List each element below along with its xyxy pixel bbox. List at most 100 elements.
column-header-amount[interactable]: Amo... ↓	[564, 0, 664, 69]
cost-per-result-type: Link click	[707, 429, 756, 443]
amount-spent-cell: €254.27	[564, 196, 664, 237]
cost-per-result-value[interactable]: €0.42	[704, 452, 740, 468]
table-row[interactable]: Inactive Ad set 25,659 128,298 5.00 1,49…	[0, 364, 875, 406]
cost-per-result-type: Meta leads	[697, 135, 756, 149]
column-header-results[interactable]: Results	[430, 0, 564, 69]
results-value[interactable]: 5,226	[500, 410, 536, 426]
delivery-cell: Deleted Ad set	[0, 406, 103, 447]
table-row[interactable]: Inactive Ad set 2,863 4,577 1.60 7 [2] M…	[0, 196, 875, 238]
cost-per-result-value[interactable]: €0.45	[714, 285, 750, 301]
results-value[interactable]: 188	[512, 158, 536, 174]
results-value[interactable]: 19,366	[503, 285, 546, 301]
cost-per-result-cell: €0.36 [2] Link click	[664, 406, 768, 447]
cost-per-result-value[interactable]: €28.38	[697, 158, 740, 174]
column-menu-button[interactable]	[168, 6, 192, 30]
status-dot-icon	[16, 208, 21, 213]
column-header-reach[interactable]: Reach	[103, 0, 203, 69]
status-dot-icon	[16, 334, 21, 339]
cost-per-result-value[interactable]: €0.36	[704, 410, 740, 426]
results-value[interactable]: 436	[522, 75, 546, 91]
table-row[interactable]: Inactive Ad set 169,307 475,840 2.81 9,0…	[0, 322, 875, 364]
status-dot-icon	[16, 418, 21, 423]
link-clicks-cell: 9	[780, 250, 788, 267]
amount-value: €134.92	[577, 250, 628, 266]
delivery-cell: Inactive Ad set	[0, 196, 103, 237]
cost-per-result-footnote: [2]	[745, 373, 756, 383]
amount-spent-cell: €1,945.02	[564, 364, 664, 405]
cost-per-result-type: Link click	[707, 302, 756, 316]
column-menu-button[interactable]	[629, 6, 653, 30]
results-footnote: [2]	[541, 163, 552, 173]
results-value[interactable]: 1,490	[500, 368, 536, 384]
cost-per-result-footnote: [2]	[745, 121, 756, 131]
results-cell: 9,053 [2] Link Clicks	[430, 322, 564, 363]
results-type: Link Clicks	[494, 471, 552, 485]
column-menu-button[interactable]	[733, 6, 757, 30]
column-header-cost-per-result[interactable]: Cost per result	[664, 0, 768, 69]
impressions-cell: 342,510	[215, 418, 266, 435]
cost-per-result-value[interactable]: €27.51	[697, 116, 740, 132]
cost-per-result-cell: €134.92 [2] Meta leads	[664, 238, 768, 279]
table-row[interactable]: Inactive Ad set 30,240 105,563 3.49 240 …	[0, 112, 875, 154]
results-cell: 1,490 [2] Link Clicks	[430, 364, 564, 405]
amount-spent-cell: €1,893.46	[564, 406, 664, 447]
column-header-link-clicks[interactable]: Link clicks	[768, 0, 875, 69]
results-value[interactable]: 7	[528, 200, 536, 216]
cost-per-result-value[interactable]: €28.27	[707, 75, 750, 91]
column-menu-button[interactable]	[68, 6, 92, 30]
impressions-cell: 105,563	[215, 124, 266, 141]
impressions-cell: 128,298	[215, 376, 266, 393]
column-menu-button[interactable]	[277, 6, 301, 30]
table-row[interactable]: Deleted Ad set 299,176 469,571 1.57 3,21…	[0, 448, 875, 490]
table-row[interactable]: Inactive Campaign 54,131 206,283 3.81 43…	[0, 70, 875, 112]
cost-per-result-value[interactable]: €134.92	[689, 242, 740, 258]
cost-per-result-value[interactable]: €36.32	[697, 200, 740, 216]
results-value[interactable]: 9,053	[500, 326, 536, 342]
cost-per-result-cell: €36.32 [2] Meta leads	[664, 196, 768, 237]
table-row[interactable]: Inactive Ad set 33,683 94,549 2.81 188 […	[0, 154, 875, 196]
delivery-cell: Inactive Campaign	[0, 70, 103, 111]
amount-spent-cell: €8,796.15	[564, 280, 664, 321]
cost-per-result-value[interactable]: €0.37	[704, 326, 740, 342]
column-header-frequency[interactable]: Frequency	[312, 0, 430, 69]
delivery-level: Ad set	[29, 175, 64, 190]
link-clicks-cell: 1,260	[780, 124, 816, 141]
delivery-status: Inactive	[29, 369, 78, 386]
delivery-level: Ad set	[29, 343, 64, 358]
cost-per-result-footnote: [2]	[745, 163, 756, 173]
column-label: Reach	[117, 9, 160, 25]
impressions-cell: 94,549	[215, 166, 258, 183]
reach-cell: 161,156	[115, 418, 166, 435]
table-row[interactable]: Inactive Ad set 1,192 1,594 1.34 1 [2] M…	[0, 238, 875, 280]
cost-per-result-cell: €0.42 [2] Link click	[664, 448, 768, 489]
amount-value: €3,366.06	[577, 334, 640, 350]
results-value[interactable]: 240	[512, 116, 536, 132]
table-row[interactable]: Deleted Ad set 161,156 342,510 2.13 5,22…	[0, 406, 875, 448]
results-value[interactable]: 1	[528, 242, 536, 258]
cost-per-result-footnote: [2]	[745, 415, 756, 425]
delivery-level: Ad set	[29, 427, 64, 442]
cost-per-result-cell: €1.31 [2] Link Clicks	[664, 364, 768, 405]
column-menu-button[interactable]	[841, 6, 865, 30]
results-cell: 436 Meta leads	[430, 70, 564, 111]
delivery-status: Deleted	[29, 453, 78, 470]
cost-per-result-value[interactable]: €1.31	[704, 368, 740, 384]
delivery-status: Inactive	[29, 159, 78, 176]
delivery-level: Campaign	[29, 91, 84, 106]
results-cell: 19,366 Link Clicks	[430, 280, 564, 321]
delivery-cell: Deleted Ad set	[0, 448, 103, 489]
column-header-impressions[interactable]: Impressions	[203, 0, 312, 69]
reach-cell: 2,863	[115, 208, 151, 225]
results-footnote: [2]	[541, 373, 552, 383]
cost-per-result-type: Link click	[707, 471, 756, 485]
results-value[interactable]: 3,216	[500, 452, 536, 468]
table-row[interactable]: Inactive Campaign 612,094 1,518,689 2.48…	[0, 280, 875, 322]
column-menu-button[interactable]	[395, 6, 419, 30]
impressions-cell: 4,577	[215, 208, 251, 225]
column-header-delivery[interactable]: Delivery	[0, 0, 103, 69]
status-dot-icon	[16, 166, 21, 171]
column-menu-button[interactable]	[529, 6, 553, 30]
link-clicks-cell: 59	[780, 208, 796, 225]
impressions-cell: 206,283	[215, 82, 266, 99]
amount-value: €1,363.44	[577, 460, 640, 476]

⁂

Retype the material above line for line, with no changes to any character.

* [RESPONSE FOR THIS EXERCISE]:
List each element below along with its xyxy pixel bbox. List at most 100 elements.
column-header-amount[interactable]: Amo... ↓	[564, 0, 664, 69]
cost-per-result-type: Link click	[707, 429, 756, 443]
amount-spent-cell: €254.27	[564, 196, 664, 237]
cost-per-result-value[interactable]: €0.42	[704, 452, 740, 468]
table-row[interactable]: Inactive Ad set 25,659 128,298 5.00 1,49…	[0, 364, 875, 406]
cost-per-result-type: Meta leads	[697, 135, 756, 149]
column-header-results[interactable]: Results	[430, 0, 564, 69]
results-value[interactable]: 5,226	[500, 410, 536, 426]
delivery-cell: Deleted Ad set	[0, 406, 103, 447]
table-row[interactable]: Inactive Ad set 2,863 4,577 1.60 7 [2] M…	[0, 196, 875, 238]
cost-per-result-value[interactable]: €0.45	[714, 285, 750, 301]
results-value[interactable]: 188	[512, 158, 536, 174]
results-value[interactable]: 19,366	[503, 285, 546, 301]
cost-per-result-cell: €0.36 [2] Link click	[664, 406, 768, 447]
cost-per-result-value[interactable]: €28.38	[697, 158, 740, 174]
column-menu-button[interactable]	[168, 6, 192, 30]
status-dot-icon	[16, 208, 21, 213]
column-header-reach[interactable]: Reach	[103, 0, 203, 69]
status-dot-icon	[16, 334, 21, 339]
cost-per-result-value[interactable]: €0.36	[704, 410, 740, 426]
results-value[interactable]: 436	[522, 75, 546, 91]
table-row[interactable]: Inactive Ad set 169,307 475,840 2.81 9,0…	[0, 322, 875, 364]
status-dot-icon	[16, 418, 21, 423]
link-clicks-cell: 9	[780, 250, 788, 267]
amount-value: €134.92	[577, 250, 628, 266]
delivery-cell: Inactive Ad set	[0, 196, 103, 237]
cost-per-result-footnote: [2]	[745, 373, 756, 383]
amount-spent-cell: €1,945.02	[564, 364, 664, 405]
cost-per-result-type: Link click	[707, 302, 756, 316]
column-menu-button[interactable]	[629, 6, 653, 30]
results-footnote: [2]	[541, 163, 552, 173]
results-value[interactable]: 1,490	[500, 368, 536, 384]
cost-per-result-footnote: [2]	[745, 121, 756, 131]
results-cell: 9,053 [2] Link Clicks	[430, 322, 564, 363]
results-type: Link Clicks	[494, 471, 552, 485]
column-menu-button[interactable]	[733, 6, 757, 30]
column-header-cost-per-result[interactable]: Cost per result	[664, 0, 768, 69]
impressions-cell: 342,510	[215, 418, 266, 435]
cost-per-result-value[interactable]: €27.51	[697, 116, 740, 132]
cost-per-result-cell: €134.92 [2] Meta leads	[664, 238, 768, 279]
table-row[interactable]: Inactive Ad set 30,240 105,563 3.49 240 …	[0, 112, 875, 154]
results-cell: 1,490 [2] Link Clicks	[430, 364, 564, 405]
amount-spent-cell: €1,893.46	[564, 406, 664, 447]
column-header-link-clicks[interactable]: Link clicks	[768, 0, 875, 69]
results-value[interactable]: 7	[528, 200, 536, 216]
cost-per-result-value[interactable]: €28.27	[707, 75, 750, 91]
column-menu-button[interactable]	[68, 6, 92, 30]
impressions-cell: 105,563	[215, 124, 266, 141]
impressions-cell: 128,298	[215, 376, 266, 393]
column-menu-button[interactable]	[277, 6, 301, 30]
table-row[interactable]: Deleted Ad set 299,176 469,571 1.57 3,21…	[0, 448, 875, 490]
table-row[interactable]: Inactive Campaign 54,131 206,283 3.81 43…	[0, 70, 875, 112]
cost-per-result-value[interactable]: €134.92	[689, 242, 740, 258]
cost-per-result-value[interactable]: €36.32	[697, 200, 740, 216]
results-value[interactable]: 9,053	[500, 326, 536, 342]
cost-per-result-cell: €36.32 [2] Meta leads	[664, 196, 768, 237]
table-row[interactable]: Inactive Ad set 33,683 94,549 2.81 188 […	[0, 154, 875, 196]
delivery-cell: Inactive Campaign	[0, 70, 103, 111]
amount-spent-cell: €8,796.15	[564, 280, 664, 321]
cost-per-result-value[interactable]: €0.37	[704, 326, 740, 342]
column-header-frequency[interactable]: Frequency	[312, 0, 430, 69]
delivery-level: Ad set	[29, 175, 64, 190]
link-clicks-cell: 1,260	[780, 124, 816, 141]
delivery-status: Inactive	[29, 369, 78, 386]
delivery-level: Ad set	[29, 343, 64, 358]
cost-per-result-footnote: [2]	[745, 163, 756, 173]
column-label: Reach	[117, 9, 160, 25]
impressions-cell: 94,549	[215, 166, 258, 183]
reach-cell: 161,156	[115, 418, 166, 435]
table-row[interactable]: Inactive Ad set 1,192 1,594 1.34 1 [2] M…	[0, 238, 875, 280]
cost-per-result-cell: €0.42 [2] Link click	[664, 448, 768, 489]
amount-value: €3,366.06	[577, 334, 640, 350]
results-value[interactable]: 240	[512, 116, 536, 132]
table-row[interactable]: Deleted Ad set 161,156 342,510 2.13 5,22…	[0, 406, 875, 448]
results-value[interactable]: 1	[528, 242, 536, 258]
cost-per-result-footnote: [2]	[745, 415, 756, 425]
delivery-level: Ad set	[29, 427, 64, 442]
cost-per-result-cell: €1.31 [2] Link Clicks	[664, 364, 768, 405]
column-menu-button[interactable]	[841, 6, 865, 30]
results-cell: 436 Meta leads	[430, 70, 564, 111]
delivery-status: Deleted	[29, 453, 78, 470]
cost-per-result-value[interactable]: €1.31	[704, 368, 740, 384]
delivery-status: Inactive	[29, 159, 78, 176]
delivery-level: Campaign	[29, 91, 84, 106]
results-cell: 19,366 Link Clicks	[430, 280, 564, 321]
delivery-cell: Deleted Ad set	[0, 448, 103, 489]
column-header-impressions[interactable]: Impressions	[203, 0, 312, 69]
reach-cell: 2,863	[115, 208, 151, 225]
results-footnote: [2]	[541, 373, 552, 383]
cost-per-result-type: Link click	[707, 471, 756, 485]
results-value[interactable]: 3,216	[500, 452, 536, 468]
table-row[interactable]: Inactive Campaign 612,094 1,518,689 2.48…	[0, 280, 875, 322]
column-menu-button[interactable]	[395, 6, 419, 30]
impressions-cell: 4,577	[215, 208, 251, 225]
column-header-delivery[interactable]: Delivery	[0, 0, 103, 69]
status-dot-icon	[16, 166, 21, 171]
column-menu-button[interactable]	[529, 6, 553, 30]
link-clicks-cell: 59	[780, 208, 796, 225]
impressions-cell: 206,283	[215, 82, 266, 99]
amount-value: €1,363.44	[577, 460, 640, 476]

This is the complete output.